> **INSTRUCTION**:
Report all lines holding "xlabel".

> **ENTRIES**:
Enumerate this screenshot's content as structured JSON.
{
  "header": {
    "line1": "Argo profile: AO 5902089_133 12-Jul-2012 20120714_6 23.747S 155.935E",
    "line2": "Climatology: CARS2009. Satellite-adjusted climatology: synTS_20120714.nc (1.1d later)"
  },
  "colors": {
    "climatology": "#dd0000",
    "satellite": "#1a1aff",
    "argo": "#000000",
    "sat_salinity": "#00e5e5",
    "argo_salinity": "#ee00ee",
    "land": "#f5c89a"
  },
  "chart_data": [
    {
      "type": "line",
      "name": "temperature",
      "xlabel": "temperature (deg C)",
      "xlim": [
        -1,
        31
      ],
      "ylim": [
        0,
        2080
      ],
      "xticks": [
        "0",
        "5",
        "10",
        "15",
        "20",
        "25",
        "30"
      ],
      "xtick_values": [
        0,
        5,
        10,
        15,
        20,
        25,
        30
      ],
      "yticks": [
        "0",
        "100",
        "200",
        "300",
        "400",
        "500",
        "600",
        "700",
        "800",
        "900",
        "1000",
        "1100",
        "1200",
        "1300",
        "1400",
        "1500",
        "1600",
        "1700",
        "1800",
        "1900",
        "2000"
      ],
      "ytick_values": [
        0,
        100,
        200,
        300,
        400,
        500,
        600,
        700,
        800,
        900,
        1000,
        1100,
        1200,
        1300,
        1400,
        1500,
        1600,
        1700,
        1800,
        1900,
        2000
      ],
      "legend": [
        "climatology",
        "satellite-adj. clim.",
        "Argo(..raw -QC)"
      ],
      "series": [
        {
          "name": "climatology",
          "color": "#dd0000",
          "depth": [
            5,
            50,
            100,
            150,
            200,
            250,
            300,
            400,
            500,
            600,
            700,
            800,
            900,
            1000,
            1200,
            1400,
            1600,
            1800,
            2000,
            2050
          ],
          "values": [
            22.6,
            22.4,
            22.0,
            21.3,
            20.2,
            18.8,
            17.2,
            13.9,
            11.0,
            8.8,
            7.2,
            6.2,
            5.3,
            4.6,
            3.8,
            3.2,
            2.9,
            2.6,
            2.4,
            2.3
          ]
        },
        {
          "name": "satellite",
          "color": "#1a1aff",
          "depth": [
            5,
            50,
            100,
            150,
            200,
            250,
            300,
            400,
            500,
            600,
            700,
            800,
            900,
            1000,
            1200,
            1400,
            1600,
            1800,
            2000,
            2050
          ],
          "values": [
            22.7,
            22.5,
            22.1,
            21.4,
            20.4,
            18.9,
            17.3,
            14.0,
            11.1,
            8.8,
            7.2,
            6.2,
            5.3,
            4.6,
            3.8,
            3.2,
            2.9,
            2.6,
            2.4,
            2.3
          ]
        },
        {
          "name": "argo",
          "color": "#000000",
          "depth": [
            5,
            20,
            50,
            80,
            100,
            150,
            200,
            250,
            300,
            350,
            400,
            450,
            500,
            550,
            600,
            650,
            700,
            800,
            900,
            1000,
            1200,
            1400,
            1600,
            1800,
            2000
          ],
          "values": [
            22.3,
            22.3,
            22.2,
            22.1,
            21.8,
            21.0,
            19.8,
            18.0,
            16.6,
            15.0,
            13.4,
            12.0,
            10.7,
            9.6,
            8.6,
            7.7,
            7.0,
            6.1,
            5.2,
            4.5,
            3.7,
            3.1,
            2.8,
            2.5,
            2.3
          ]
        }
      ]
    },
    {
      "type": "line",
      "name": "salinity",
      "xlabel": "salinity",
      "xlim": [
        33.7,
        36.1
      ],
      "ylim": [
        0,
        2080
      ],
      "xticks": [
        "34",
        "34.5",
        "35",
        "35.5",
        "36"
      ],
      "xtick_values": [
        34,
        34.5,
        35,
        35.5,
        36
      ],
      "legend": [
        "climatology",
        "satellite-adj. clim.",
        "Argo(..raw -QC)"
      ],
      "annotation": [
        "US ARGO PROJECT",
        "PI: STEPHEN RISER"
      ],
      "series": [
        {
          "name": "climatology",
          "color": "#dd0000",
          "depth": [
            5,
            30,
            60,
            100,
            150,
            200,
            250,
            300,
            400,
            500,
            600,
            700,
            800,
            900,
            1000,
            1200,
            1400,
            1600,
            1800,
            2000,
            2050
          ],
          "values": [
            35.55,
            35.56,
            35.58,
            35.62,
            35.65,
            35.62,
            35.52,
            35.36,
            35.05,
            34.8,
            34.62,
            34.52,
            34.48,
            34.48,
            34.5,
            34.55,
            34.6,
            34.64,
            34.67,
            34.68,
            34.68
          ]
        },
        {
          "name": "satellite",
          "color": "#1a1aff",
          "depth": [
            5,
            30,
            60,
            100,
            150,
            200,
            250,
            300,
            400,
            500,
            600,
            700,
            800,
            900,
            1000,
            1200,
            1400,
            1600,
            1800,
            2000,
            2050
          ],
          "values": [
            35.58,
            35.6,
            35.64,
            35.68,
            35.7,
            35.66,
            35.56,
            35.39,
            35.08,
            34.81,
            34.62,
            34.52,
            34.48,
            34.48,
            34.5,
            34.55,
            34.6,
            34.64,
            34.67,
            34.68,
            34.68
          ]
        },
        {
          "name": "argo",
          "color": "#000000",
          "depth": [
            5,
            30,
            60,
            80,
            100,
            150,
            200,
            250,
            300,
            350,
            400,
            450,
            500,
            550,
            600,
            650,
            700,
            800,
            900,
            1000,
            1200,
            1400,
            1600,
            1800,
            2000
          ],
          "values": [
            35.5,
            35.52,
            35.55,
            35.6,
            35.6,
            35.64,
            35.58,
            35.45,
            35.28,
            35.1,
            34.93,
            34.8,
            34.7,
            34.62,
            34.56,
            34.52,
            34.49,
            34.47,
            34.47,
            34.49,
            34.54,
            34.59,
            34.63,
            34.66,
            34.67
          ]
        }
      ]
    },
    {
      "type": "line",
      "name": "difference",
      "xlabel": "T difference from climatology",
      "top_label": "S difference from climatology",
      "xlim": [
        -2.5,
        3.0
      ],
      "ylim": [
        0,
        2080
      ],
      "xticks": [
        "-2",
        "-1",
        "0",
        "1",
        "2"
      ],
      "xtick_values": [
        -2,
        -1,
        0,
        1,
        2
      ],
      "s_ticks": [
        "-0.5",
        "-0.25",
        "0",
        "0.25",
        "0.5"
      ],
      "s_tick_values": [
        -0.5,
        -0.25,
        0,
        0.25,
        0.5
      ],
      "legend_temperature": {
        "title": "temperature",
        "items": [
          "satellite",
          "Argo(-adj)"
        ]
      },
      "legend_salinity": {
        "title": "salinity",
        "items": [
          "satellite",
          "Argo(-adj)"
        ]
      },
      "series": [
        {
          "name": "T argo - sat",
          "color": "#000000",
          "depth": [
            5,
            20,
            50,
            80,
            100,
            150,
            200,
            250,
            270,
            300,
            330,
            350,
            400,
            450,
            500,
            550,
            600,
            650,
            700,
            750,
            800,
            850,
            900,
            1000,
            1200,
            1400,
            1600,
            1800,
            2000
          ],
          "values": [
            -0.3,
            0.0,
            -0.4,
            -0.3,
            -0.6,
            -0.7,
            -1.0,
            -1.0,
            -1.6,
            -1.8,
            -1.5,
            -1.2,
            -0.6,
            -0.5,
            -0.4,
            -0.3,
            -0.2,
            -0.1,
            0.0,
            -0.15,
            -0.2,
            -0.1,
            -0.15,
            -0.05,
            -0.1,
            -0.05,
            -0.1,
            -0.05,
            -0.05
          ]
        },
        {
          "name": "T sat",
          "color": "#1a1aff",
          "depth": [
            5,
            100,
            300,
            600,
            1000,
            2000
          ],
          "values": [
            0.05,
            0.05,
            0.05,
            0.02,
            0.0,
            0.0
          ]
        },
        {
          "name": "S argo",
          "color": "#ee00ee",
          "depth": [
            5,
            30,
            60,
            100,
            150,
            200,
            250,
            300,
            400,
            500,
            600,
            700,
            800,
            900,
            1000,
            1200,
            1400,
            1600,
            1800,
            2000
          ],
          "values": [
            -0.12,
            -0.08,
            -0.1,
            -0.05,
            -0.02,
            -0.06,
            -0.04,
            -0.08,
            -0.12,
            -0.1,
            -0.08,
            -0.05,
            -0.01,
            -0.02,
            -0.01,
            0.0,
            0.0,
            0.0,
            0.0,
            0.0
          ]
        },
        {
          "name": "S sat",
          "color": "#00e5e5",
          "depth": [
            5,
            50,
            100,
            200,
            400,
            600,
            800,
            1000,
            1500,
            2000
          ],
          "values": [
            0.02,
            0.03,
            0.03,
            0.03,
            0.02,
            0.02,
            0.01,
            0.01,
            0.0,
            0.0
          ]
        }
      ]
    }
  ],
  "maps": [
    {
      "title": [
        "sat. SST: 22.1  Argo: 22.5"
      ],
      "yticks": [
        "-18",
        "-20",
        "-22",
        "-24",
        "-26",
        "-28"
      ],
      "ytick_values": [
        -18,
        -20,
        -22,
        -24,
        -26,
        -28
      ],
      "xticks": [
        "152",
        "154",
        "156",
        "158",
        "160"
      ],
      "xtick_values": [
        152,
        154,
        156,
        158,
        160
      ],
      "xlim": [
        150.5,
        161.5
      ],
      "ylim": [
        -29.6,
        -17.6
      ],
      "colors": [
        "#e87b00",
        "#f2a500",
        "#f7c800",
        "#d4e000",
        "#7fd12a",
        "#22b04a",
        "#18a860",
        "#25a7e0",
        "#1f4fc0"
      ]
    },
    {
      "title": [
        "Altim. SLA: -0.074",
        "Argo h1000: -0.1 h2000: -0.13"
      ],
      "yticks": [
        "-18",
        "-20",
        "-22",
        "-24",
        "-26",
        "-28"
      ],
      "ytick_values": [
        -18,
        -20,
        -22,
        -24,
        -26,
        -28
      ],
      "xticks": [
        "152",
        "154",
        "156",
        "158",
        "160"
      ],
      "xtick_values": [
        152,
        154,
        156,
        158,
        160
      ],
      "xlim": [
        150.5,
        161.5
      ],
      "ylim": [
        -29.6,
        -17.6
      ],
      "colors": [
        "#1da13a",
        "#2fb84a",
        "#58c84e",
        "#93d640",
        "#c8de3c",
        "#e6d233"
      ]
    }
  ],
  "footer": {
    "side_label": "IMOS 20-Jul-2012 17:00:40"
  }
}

> **FULL RESPONSE**:
      "xlabel": "temperature (deg C)",
      "xlabel": "salinity",
      "xlabel": "T difference from climatology",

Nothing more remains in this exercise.